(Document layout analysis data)
---

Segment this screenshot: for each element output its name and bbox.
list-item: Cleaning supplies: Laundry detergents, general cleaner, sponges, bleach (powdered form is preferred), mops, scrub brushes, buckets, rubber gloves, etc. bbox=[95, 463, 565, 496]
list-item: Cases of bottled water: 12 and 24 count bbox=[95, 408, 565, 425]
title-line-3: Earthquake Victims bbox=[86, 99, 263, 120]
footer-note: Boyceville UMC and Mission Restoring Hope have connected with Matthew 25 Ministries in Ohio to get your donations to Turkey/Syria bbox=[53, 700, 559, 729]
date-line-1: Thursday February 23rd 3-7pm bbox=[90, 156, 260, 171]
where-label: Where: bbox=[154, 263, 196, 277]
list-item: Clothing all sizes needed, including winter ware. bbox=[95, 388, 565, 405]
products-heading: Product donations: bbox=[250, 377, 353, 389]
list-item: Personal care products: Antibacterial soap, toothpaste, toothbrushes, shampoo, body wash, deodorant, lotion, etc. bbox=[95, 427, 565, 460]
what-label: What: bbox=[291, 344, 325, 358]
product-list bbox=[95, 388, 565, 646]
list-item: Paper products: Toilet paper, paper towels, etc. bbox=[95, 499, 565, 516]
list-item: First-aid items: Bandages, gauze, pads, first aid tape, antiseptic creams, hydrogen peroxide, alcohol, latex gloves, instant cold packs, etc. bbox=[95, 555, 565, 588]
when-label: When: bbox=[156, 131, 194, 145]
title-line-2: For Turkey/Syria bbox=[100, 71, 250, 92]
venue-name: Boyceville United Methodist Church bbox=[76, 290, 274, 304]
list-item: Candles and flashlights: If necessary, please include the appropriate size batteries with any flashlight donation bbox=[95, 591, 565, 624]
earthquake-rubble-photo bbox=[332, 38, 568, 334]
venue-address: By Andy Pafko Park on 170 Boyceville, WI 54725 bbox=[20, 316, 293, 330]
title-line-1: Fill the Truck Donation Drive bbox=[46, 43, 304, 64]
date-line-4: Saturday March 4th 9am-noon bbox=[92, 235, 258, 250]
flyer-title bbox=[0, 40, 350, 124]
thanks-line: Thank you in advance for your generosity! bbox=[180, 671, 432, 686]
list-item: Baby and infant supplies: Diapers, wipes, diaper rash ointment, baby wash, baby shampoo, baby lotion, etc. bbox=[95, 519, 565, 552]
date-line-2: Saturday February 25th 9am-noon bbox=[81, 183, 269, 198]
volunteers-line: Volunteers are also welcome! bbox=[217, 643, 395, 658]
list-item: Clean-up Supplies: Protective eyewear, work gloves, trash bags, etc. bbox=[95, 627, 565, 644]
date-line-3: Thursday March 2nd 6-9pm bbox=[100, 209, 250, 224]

---

- [TASK] Determine the number of lines in the entries that hold "lotion". Reply with that number only.

- [ANSWER BOX] 2